### SELECTED PASSAGE
○ ○ ○ ○ ○
ACTIONS OF 5-HYDROXYTRYPTAMINE ON NEURONS OF THE RAT CINGULATE CORTEX

1. Intracellular recordings were made from layer V pyramidal neurons in slices of rat cingulate cortex. Electrodes contained potassium methylsulphate and biocytin for subsequent histology. 2. Synaptic potentials were separated pharmacologically with DL-2-amino-5-phosphonovaleric acid (APV), 6-cyano-7-nitro-quinoxaline-2,3-dione (CNQX), bicuculline, and 2-hydroxysaclofen into components mediated, respectively, by N-methyl-D-aspartate (NMDA) type excitatory amino acid, non-NMDA type excitatory amino acid, gamma-aminobutyric acid (GABA(A)), and GABA(B) receptors. Components mediated at excitatory amino acid, GABA(A) and GABA(B) receptors reversed polarity at -11, -76, and -108 mV, respectively. 3. When synaptic potentials were evoked by stimulation to the subcortical white matter, 5-hydroxytryptamine (5-HT; 1-100 muM) reversibly reduced the amplitude of NMDA, non-NMDA, GABA(A), and GABA(B) components. Selective agonists and antagonists were used to show that this resulted from activation of 5-HT1B receptors. 4. When synaptic potentials were evoked by stimulation within layer V, 5-HT reduced the amplitude only of the NMDA and non-NMDA components but did not affect the GABA(A) and GABA(B) components. 5-HT did not change the amplitude of depolarizations evoked by direct application of glutamate. 5. It is concluded that 5-HT presynaptically inhibits the release of excitatory amino acids at synapses onto prefrontal pyramidal neurons and at synapses onto local feed-forward inhibitory interneurons. 6. 5-HT also hyperpolarized, depolarized, or did not change the membrane potential. The hyperpolarization involved 5-HT1A receptors and resulted from potassium conductance increase. The depolarization involved 5-HT2 receptors and resulted from potassium conductance decrease.
○ ○ ○ ○ ○
### WORK INSTRUCTIONS
In the abstract on 5-hydroxytryptamine and rat cingulate cortex neurons, at what membrane potential did the GABA(B)-mediated component reverse polarity?
○ ○ ○ ○ ○
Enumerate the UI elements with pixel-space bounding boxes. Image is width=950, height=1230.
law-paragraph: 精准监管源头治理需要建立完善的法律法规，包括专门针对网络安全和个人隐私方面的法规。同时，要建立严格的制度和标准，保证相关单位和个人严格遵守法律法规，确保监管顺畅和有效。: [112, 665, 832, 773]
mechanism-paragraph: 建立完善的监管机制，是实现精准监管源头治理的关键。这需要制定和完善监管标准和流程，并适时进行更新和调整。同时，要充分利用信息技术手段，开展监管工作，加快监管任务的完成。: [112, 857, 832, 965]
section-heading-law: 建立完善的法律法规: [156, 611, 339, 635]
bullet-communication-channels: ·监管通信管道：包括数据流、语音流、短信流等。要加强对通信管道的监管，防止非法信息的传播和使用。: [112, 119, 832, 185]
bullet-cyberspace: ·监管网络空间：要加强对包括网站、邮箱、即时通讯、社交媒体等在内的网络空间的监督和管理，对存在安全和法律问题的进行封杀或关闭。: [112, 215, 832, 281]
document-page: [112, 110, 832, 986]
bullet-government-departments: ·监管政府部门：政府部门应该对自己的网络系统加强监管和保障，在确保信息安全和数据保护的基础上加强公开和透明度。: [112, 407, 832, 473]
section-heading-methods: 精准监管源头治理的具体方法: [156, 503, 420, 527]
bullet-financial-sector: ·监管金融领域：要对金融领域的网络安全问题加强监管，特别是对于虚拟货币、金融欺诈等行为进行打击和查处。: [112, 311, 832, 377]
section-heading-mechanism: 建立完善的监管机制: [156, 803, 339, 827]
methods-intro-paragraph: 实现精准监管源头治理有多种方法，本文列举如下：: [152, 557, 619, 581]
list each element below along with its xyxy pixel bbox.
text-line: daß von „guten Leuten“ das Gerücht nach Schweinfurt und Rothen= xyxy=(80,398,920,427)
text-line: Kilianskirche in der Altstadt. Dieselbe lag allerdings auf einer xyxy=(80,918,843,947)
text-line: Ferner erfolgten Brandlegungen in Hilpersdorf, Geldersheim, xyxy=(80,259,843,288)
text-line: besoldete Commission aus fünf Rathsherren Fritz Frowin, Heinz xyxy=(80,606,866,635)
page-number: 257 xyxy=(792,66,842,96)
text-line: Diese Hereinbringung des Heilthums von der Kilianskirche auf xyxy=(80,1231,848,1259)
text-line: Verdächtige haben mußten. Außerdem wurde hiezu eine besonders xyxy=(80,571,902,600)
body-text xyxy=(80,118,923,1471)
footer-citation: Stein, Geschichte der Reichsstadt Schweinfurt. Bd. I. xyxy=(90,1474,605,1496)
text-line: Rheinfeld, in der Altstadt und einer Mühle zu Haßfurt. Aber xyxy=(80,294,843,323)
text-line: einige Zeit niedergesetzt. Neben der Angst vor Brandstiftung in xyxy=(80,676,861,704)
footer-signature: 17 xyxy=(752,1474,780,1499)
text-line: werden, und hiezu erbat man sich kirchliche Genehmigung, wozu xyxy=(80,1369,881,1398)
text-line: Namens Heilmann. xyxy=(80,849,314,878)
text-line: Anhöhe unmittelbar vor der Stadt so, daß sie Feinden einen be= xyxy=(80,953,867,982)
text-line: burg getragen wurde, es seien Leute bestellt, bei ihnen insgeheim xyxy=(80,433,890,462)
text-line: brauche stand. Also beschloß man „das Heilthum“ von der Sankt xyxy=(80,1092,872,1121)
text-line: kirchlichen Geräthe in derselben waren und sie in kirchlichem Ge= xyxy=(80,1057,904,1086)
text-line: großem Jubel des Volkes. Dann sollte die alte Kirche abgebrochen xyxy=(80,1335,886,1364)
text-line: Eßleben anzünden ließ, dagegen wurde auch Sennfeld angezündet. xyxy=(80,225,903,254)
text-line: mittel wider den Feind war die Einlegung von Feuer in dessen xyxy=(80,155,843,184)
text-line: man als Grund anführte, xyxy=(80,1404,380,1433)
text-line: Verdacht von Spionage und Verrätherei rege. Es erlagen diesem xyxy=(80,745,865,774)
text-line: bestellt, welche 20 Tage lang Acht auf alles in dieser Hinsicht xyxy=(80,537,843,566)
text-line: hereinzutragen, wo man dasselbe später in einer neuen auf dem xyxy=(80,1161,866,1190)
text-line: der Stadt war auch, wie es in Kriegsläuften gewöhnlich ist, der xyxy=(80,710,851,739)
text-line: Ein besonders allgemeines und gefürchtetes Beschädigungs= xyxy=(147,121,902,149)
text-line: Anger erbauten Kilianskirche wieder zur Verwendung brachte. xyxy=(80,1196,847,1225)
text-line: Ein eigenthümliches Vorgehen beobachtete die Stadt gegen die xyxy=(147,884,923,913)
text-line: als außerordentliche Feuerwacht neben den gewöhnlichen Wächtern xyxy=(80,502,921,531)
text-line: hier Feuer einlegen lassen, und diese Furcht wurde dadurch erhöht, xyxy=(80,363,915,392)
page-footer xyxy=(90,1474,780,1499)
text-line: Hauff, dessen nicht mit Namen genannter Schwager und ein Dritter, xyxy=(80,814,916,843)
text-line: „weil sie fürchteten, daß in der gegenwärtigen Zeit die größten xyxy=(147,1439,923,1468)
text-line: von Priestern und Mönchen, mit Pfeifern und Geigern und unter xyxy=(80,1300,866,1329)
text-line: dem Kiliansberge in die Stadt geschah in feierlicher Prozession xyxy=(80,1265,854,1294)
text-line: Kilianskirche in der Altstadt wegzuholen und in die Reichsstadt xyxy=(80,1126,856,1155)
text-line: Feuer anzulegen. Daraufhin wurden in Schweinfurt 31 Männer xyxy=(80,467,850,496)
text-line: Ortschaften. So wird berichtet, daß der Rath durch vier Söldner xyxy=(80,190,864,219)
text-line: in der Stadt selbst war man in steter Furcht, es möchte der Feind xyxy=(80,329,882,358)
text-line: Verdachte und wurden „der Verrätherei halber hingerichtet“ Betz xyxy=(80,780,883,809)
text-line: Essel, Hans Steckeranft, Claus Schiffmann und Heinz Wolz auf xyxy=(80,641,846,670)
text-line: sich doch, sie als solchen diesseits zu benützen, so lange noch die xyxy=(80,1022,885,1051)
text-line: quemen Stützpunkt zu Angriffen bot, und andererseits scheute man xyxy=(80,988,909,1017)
○ ○ ○ ○ ○
### THE ANSWER
-108 mV